- [Exercise details] Your task is to gather the lines below that hold the string "this".

- [Extracted entries]

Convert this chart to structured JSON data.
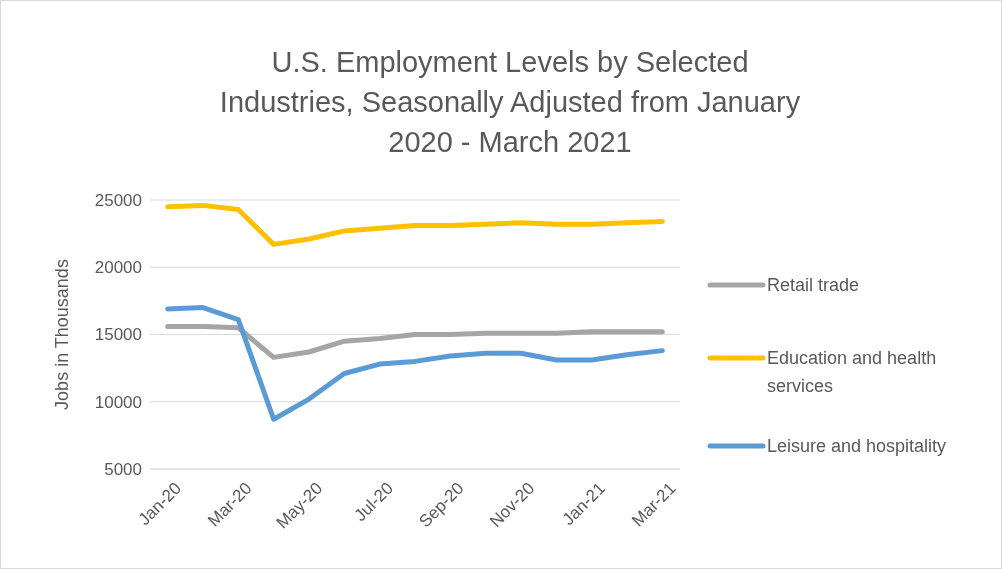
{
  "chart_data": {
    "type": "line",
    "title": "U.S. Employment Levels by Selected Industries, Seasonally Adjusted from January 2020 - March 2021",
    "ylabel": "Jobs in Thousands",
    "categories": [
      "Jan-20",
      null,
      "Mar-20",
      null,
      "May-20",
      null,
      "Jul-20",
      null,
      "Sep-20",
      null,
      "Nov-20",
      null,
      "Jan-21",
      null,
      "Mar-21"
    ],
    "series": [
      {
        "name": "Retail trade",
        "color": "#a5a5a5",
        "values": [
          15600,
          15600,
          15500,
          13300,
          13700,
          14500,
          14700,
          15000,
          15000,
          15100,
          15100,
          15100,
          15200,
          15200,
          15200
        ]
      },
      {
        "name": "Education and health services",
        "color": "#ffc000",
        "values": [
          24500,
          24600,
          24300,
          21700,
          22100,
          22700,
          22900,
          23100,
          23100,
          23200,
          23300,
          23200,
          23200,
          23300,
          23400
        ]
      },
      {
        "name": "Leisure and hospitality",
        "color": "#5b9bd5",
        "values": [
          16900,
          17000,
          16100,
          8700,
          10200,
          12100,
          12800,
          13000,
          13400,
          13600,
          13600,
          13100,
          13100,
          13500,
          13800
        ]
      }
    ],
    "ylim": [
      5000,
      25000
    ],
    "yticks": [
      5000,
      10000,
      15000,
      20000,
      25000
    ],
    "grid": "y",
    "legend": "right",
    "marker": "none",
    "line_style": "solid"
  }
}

---

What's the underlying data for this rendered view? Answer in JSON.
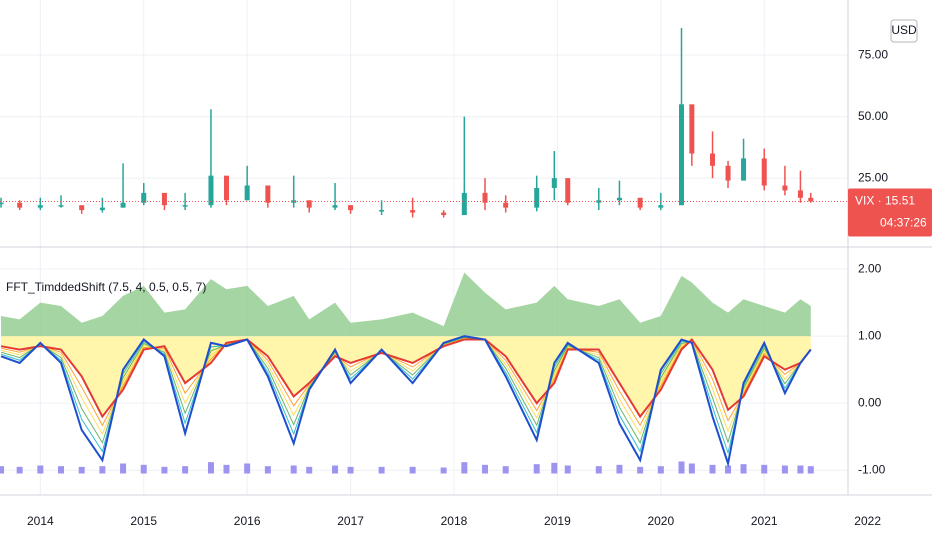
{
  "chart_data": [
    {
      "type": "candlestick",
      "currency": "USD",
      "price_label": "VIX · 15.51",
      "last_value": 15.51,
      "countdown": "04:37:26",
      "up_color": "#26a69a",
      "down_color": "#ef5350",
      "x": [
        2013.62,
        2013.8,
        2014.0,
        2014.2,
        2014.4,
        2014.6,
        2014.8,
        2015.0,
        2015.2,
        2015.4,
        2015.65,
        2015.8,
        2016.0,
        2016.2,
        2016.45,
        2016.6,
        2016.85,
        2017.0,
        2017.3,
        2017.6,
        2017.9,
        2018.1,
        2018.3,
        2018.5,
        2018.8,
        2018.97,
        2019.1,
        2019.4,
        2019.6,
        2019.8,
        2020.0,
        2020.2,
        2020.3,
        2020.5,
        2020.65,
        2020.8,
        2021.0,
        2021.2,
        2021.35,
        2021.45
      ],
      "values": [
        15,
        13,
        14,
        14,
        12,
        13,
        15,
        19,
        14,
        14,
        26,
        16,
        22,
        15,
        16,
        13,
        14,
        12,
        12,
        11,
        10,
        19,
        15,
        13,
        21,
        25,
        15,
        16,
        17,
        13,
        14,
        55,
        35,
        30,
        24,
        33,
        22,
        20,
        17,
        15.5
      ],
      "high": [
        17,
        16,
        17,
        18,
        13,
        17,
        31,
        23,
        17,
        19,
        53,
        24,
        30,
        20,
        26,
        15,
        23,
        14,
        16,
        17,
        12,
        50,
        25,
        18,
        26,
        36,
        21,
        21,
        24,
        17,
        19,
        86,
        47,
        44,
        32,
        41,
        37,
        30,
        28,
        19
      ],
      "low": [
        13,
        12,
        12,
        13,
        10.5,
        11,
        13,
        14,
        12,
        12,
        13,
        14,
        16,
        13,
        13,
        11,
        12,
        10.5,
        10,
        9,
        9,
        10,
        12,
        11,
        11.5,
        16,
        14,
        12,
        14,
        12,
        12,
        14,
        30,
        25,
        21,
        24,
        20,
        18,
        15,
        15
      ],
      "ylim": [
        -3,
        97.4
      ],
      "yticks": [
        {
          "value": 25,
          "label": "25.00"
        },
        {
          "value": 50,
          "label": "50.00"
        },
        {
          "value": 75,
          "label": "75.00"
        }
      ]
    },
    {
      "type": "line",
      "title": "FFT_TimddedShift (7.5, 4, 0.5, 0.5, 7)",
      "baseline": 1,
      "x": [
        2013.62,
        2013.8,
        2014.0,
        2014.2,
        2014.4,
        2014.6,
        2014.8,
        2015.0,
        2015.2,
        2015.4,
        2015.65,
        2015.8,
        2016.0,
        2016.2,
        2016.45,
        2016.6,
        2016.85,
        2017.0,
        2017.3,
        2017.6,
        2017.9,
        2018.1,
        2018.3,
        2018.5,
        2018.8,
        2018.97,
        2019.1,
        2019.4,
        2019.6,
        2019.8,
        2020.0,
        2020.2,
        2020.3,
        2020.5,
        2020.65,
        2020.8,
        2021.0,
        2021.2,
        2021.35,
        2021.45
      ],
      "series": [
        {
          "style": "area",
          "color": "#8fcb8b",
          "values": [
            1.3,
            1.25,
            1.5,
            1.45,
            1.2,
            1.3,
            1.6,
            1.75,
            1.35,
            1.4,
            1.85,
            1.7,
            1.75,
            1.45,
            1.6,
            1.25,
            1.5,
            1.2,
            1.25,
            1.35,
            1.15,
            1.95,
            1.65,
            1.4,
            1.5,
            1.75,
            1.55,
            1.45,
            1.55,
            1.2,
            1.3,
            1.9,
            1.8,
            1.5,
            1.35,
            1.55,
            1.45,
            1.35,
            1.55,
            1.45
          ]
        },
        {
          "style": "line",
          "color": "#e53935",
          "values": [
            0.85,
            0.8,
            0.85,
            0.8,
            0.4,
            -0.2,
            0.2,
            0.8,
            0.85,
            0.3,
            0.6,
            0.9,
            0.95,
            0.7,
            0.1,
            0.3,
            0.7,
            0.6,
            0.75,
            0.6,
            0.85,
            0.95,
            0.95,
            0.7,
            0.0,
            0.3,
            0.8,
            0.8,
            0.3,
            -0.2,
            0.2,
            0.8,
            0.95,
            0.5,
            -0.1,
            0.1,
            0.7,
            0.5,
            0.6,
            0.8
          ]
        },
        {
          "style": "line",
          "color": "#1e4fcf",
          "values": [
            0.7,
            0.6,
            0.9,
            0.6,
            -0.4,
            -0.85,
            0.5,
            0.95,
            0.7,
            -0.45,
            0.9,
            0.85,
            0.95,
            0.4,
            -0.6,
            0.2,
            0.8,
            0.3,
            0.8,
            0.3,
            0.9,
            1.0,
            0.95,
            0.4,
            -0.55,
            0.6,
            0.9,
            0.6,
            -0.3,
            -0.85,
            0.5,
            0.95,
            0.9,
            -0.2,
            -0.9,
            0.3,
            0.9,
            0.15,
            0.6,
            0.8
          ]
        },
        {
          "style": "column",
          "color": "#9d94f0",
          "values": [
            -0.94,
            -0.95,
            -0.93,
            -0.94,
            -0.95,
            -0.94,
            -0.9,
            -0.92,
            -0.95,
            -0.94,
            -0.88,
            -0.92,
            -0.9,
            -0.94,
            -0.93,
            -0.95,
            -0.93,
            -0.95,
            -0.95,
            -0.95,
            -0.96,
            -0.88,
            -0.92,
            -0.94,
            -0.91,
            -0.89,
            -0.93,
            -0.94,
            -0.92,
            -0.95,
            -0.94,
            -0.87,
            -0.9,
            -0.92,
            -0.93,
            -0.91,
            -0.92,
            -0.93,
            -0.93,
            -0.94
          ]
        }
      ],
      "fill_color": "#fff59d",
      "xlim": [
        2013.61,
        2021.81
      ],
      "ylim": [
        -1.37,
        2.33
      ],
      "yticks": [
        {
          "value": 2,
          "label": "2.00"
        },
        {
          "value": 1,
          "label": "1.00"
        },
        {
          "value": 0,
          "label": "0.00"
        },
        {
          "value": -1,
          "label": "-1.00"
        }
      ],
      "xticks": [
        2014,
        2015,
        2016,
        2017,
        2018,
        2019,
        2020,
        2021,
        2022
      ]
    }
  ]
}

- [Final answer]
Convert this chart to structured JSON data.
What's the underlying data for this rendered view? Answer in JSON.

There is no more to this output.